>> Start RECORDS FOR THIS TASK

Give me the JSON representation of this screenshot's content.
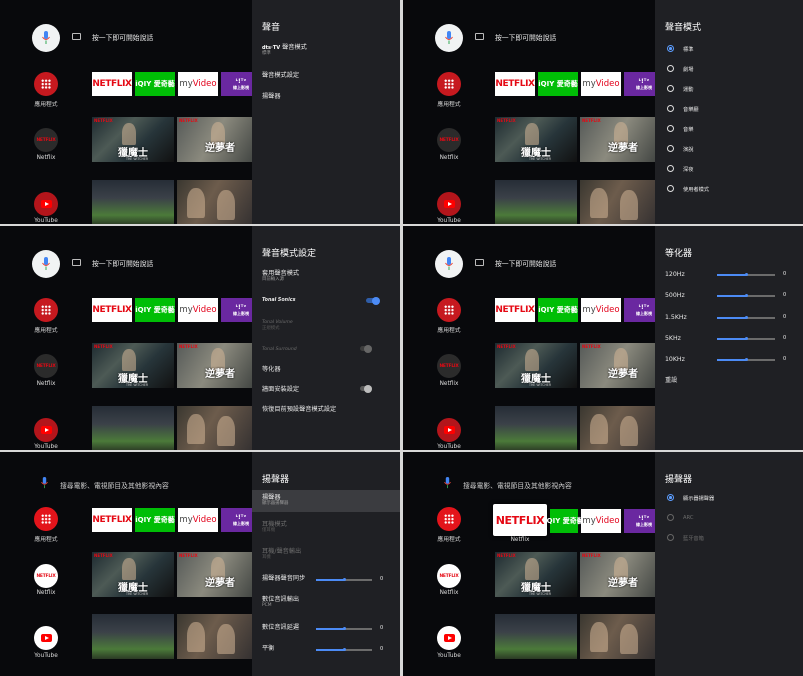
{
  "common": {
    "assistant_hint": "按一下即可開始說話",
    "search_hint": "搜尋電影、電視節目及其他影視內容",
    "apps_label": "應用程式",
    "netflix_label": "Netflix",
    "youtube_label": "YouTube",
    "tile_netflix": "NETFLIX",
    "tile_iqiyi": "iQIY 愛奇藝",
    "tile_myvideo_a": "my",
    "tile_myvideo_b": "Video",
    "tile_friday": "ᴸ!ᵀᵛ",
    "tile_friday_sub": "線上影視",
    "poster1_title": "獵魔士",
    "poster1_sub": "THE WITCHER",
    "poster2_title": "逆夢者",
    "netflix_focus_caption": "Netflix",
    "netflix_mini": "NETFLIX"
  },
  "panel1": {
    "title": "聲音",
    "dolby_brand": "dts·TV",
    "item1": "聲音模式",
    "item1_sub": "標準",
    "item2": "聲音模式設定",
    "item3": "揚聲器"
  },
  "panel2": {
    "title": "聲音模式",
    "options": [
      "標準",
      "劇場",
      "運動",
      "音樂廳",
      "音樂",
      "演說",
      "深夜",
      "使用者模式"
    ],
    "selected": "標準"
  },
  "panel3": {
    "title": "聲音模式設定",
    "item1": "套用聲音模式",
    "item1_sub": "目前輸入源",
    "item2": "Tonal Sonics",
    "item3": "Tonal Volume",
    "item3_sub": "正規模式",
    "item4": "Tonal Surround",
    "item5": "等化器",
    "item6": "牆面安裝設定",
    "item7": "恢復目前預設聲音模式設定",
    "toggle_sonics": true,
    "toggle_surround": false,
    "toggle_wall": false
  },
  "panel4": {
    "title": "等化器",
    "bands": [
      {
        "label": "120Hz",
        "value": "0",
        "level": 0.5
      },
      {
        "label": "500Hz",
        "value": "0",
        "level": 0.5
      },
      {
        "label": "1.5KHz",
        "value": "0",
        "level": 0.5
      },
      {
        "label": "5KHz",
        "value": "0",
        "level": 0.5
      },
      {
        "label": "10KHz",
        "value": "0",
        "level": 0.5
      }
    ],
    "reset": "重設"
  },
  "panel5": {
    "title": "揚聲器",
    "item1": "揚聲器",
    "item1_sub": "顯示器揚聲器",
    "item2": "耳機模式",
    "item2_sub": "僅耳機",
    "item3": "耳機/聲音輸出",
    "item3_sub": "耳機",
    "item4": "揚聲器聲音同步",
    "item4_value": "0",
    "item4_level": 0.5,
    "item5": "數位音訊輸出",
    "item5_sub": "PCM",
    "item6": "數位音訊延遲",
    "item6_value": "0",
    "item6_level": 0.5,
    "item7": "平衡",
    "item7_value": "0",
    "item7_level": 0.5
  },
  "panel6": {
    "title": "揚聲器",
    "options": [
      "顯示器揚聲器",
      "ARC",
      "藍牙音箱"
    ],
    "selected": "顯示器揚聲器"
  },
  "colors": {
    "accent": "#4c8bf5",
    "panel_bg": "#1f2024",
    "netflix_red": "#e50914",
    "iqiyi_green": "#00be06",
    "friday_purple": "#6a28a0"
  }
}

>> End RECORDS FOR THIS TASK

WHAT TO PRODUCE:
Each line above is to be copied verbatim. Drop any image from the copy.

PROBLEM SOLUTION:
Give me the JSON representation of this screenshot's content.
{
  "common": {
    "assistant_hint": "按一下即可開始說話",
    "search_hint": "搜尋電影、電視節目及其他影視內容",
    "apps_label": "應用程式",
    "netflix_label": "Netflix",
    "youtube_label": "YouTube",
    "tile_netflix": "NETFLIX",
    "tile_iqiyi": "iQIY 愛奇藝",
    "tile_myvideo_a": "my",
    "tile_myvideo_b": "Video",
    "tile_friday": "ᴸ!ᵀᵛ",
    "tile_friday_sub": "線上影視",
    "poster1_title": "獵魔士",
    "poster1_sub": "THE WITCHER",
    "poster2_title": "逆夢者",
    "netflix_focus_caption": "Netflix",
    "netflix_mini": "NETFLIX"
  },
  "panel1": {
    "title": "聲音",
    "dolby_brand": "dts·TV",
    "item1": "聲音模式",
    "item1_sub": "標準",
    "item2": "聲音模式設定",
    "item3": "揚聲器"
  },
  "panel2": {
    "title": "聲音模式",
    "options": [
      "標準",
      "劇場",
      "運動",
      "音樂廳",
      "音樂",
      "演說",
      "深夜",
      "使用者模式"
    ],
    "selected": "標準"
  },
  "panel3": {
    "title": "聲音模式設定",
    "item1": "套用聲音模式",
    "item1_sub": "目前輸入源",
    "item2": "Tonal Sonics",
    "item3": "Tonal Volume",
    "item3_sub": "正規模式",
    "item4": "Tonal Surround",
    "item5": "等化器",
    "item6": "牆面安裝設定",
    "item7": "恢復目前預設聲音模式設定",
    "toggle_sonics": true,
    "toggle_surround": false,
    "toggle_wall": false
  },
  "panel4": {
    "title": "等化器",
    "bands": [
      {
        "label": "120Hz",
        "value": "0",
        "level": 0.5
      },
      {
        "label": "500Hz",
        "value": "0",
        "level": 0.5
      },
      {
        "label": "1.5KHz",
        "value": "0",
        "level": 0.5
      },
      {
        "label": "5KHz",
        "value": "0",
        "level": 0.5
      },
      {
        "label": "10KHz",
        "value": "0",
        "level": 0.5
      }
    ],
    "reset": "重設"
  },
  "panel5": {
    "title": "揚聲器",
    "item1": "揚聲器",
    "item1_sub": "顯示器揚聲器",
    "item2": "耳機模式",
    "item2_sub": "僅耳機",
    "item3": "耳機/聲音輸出",
    "item3_sub": "耳機",
    "item4": "揚聲器聲音同步",
    "item4_value": "0",
    "item4_level": 0.5,
    "item5": "數位音訊輸出",
    "item5_sub": "PCM",
    "item6": "數位音訊延遲",
    "item6_value": "0",
    "item6_level": 0.5,
    "item7": "平衡",
    "item7_value": "0",
    "item7_level": 0.5
  },
  "panel6": {
    "title": "揚聲器",
    "options": [
      "顯示器揚聲器",
      "ARC",
      "藍牙音箱"
    ],
    "selected": "顯示器揚聲器"
  },
  "colors": {
    "accent": "#4c8bf5",
    "panel_bg": "#1f2024",
    "netflix_red": "#e50914",
    "iqiyi_green": "#00be06",
    "friday_purple": "#6a28a0"
  }
}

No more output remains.